**Exercise**: Write out each line from the data below that includes the word "dashed".

[Dataset rows]

---------------

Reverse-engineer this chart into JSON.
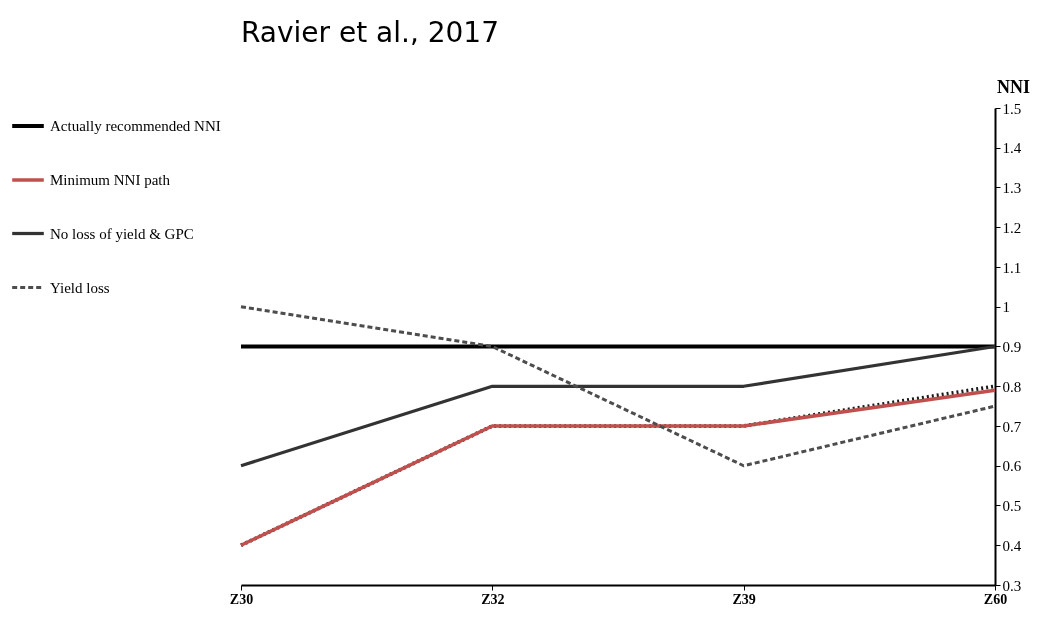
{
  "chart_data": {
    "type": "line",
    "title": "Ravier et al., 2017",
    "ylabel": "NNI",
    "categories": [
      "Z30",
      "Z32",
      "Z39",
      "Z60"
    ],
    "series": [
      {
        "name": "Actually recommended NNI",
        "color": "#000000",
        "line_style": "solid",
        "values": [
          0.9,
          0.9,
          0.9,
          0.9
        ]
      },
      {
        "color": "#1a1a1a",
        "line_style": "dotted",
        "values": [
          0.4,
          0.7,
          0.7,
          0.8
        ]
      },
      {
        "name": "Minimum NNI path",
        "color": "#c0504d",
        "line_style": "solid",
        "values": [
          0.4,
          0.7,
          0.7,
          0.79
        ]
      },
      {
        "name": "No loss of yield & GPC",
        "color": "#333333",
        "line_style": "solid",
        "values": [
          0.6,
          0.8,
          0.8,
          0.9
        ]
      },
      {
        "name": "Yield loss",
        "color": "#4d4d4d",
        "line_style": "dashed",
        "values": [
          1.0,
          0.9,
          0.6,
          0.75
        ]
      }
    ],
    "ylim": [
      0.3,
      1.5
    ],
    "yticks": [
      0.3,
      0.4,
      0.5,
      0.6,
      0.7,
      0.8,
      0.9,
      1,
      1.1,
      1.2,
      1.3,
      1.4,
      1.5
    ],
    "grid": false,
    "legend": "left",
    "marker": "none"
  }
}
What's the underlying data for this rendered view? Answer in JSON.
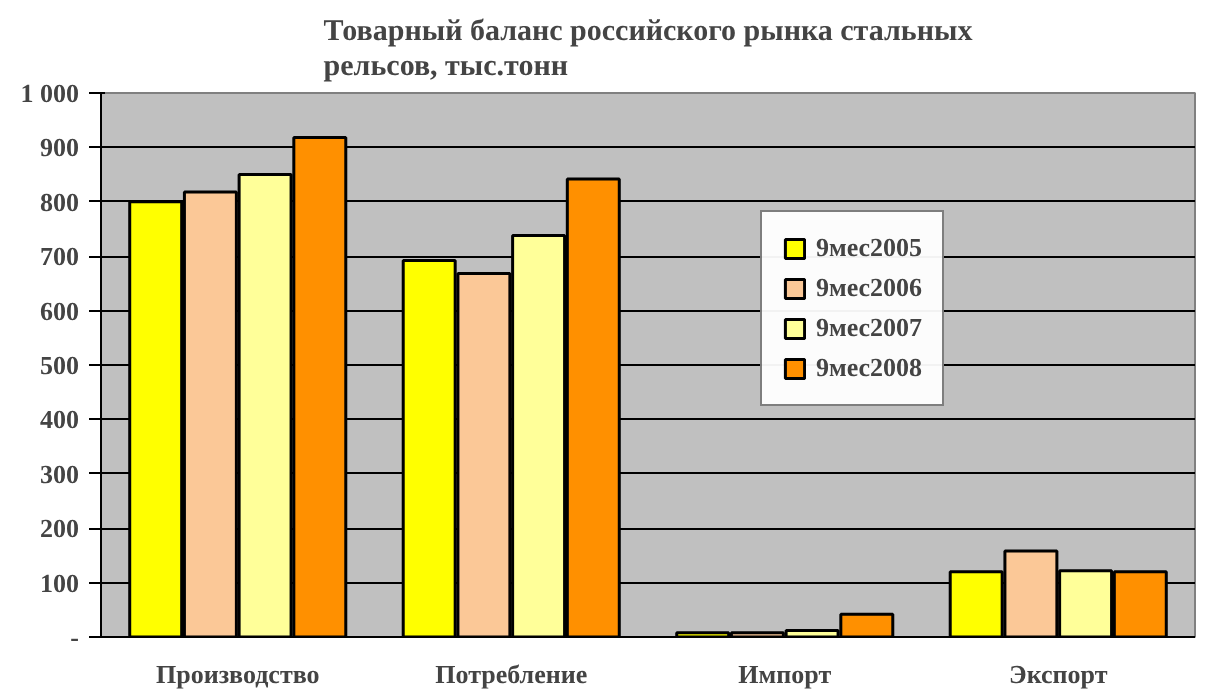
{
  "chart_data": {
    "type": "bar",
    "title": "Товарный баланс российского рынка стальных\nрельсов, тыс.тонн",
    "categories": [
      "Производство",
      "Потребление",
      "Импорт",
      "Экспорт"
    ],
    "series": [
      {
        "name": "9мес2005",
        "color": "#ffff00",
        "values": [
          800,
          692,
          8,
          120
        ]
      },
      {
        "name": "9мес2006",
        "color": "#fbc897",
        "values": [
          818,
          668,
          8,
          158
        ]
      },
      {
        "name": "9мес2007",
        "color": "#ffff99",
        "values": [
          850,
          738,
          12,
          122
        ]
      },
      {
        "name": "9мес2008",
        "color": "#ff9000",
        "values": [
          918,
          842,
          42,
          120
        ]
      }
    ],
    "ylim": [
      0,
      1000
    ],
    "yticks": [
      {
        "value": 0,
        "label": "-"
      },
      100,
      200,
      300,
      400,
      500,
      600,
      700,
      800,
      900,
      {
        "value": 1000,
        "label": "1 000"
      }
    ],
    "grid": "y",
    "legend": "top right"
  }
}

---------------

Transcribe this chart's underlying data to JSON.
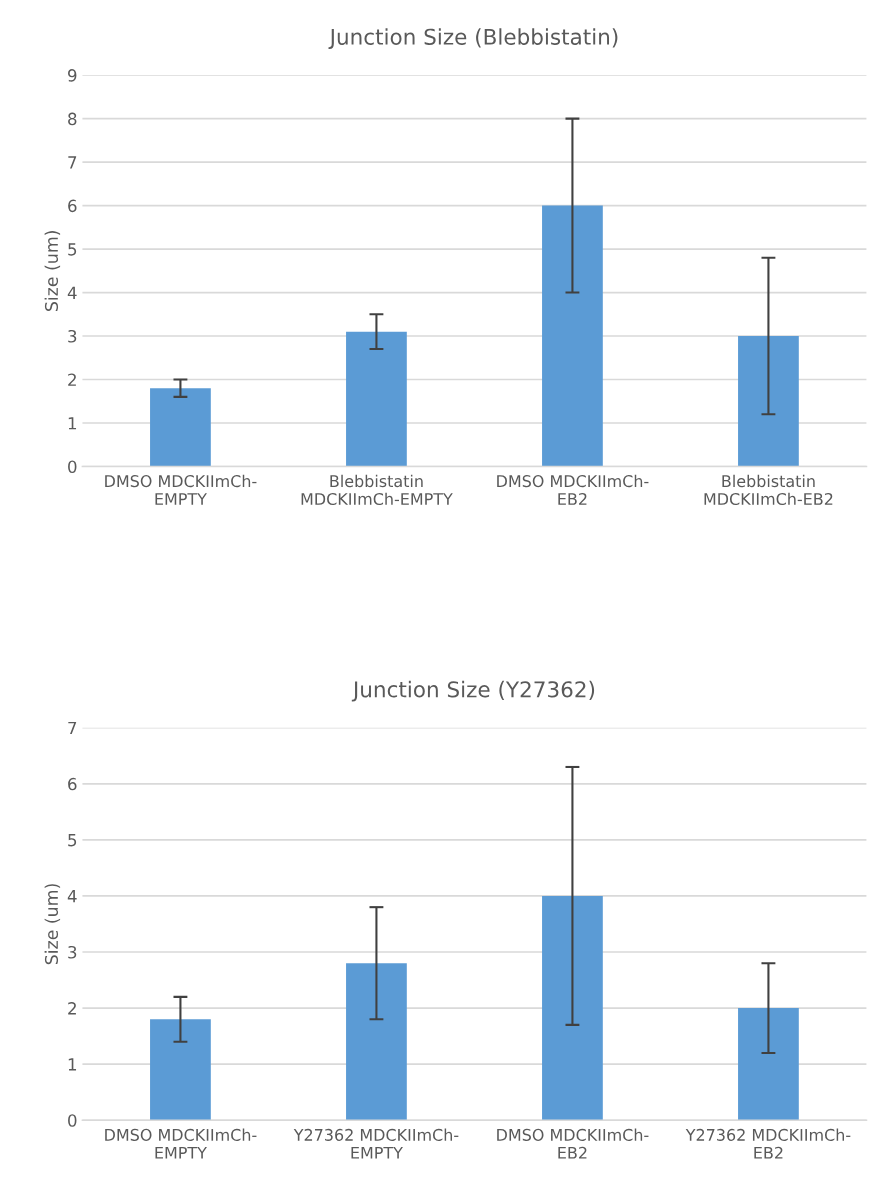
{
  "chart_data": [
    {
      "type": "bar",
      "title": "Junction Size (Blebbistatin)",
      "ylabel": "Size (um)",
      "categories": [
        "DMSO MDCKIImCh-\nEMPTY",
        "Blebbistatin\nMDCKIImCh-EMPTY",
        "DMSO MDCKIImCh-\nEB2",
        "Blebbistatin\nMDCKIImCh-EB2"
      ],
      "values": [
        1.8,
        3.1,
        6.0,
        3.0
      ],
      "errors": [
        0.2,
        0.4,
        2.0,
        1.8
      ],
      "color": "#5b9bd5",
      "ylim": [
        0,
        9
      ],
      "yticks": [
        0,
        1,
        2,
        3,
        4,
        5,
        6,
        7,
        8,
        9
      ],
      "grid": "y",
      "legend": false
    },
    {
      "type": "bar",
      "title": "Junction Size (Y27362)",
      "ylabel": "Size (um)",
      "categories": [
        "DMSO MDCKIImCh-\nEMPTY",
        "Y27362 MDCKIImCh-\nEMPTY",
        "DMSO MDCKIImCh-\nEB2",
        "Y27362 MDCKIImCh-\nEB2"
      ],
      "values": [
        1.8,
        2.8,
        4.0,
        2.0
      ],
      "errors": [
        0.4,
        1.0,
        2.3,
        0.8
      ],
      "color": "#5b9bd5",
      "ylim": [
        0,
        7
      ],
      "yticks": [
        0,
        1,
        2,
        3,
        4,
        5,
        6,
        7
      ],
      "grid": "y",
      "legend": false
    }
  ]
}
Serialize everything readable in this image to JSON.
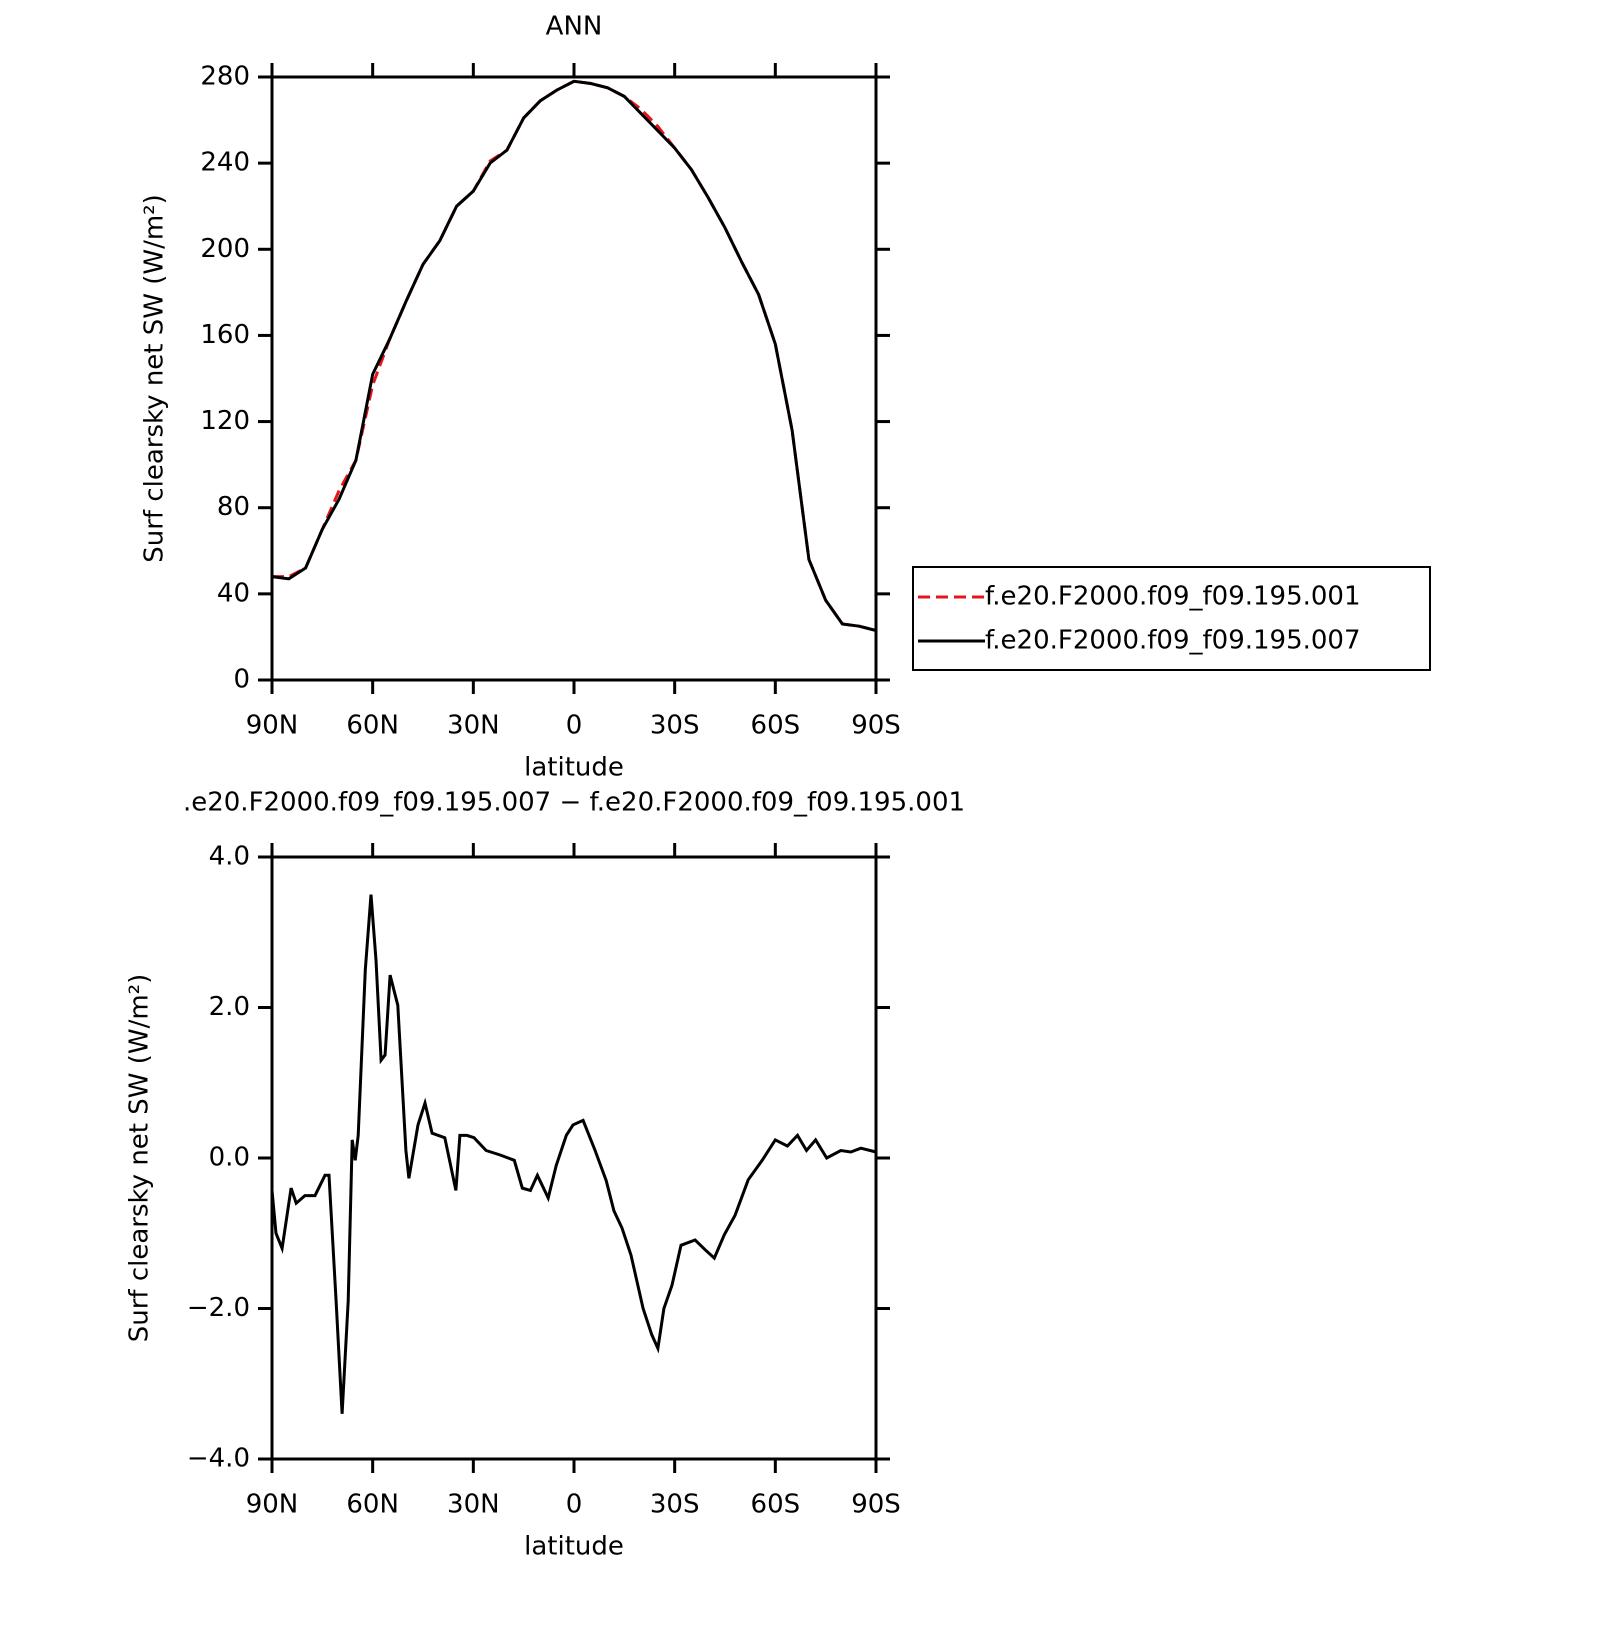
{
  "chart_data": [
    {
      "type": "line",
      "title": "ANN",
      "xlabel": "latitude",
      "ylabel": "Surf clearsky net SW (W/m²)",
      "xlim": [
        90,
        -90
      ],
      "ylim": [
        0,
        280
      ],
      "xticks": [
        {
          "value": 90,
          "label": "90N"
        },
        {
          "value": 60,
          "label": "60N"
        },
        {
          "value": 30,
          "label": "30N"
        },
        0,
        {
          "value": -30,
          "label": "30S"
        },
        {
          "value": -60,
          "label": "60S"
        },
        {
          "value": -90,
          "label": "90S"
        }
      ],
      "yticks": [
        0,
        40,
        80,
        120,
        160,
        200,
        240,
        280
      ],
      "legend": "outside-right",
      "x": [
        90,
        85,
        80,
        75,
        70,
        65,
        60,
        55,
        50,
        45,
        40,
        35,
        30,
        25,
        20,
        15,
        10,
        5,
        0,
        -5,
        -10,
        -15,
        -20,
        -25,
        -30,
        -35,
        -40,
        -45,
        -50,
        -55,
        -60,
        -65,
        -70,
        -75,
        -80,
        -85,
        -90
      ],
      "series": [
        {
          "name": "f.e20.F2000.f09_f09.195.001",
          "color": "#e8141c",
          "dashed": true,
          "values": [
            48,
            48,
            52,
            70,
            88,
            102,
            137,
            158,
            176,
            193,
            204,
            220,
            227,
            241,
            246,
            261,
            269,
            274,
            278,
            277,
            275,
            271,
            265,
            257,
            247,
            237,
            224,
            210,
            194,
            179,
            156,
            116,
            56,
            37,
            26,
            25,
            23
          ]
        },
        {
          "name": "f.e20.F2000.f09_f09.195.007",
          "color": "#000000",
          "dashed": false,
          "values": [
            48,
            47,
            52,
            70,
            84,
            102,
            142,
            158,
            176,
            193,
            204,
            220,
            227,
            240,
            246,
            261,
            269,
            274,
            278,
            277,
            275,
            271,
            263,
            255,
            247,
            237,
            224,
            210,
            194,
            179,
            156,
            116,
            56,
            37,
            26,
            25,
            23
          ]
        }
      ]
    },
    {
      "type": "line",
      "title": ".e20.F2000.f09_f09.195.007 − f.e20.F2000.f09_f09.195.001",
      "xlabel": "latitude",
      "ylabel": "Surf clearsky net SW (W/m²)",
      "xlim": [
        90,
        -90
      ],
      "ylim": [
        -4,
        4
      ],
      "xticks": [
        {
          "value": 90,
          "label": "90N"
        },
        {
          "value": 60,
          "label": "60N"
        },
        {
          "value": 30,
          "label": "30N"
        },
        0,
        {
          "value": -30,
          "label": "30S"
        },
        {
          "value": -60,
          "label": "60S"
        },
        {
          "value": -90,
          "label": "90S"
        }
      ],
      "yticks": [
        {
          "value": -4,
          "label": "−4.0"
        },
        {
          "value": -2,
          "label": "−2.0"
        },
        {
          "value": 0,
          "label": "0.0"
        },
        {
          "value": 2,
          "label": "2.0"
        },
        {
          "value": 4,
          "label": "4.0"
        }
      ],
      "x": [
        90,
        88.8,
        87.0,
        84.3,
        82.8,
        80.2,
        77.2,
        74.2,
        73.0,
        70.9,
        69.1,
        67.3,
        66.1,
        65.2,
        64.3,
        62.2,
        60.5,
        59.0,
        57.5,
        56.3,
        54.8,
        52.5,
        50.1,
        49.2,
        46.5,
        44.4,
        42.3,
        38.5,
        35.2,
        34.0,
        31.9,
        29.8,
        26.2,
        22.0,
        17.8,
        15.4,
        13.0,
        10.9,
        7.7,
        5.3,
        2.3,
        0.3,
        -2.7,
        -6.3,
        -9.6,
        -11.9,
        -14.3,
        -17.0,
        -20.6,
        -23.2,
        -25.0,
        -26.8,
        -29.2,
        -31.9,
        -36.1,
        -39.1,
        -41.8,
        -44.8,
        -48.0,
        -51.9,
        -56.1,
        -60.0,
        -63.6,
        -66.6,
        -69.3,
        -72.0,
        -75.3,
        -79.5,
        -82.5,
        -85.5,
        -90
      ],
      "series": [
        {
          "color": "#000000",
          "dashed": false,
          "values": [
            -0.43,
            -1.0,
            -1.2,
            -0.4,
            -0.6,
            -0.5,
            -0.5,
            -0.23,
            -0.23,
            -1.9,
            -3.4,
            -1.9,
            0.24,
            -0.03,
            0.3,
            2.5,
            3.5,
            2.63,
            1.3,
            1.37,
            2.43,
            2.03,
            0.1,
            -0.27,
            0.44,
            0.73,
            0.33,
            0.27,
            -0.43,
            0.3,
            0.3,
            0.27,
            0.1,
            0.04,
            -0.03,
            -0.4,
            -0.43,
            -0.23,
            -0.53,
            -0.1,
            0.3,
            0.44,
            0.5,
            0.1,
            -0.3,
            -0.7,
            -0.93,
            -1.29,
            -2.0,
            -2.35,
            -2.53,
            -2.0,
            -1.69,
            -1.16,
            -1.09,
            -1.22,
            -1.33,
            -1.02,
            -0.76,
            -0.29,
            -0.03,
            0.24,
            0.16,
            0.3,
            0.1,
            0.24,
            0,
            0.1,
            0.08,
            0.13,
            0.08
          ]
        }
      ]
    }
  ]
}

---------------

**Exercise solution**:
        "line_style": "dashed",
          "dashed": true,
          "dashed": false,
          "dashed": false,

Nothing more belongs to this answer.